[Extracted data entries]
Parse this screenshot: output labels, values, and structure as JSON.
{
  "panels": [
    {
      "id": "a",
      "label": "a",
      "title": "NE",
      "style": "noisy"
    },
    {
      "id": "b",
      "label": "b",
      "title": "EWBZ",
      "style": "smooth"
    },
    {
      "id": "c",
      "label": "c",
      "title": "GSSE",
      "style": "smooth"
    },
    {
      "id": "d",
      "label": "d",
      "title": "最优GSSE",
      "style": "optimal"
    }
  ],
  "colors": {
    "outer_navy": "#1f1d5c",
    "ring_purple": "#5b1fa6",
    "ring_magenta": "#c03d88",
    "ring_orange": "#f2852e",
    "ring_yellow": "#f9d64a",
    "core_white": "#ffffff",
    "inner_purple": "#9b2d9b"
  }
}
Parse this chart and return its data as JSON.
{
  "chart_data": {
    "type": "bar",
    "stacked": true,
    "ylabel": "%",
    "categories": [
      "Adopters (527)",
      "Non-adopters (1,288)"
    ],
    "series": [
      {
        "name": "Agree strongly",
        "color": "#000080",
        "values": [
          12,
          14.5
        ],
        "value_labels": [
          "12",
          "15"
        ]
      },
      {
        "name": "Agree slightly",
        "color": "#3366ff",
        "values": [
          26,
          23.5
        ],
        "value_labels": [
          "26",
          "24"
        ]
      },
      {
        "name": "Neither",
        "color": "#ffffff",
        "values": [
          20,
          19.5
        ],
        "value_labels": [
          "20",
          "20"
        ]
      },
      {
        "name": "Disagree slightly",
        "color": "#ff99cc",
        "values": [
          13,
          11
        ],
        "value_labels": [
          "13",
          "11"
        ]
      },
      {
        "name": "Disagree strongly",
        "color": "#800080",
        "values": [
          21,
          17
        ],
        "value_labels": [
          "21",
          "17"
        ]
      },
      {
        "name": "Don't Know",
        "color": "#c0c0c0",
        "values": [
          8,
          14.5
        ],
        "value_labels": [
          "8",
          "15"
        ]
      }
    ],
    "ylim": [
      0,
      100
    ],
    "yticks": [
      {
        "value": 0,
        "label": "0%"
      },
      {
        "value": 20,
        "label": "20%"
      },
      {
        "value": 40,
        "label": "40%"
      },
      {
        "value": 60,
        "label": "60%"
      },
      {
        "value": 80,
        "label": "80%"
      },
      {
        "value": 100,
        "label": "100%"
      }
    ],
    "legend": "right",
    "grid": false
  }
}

Aim of the exercise |
Extract from the data every line where "JSON" shows up.

The solution |
Parse this screenshot: output labels, values, and structure as JSON.
Parse this chart and return its data as JSON.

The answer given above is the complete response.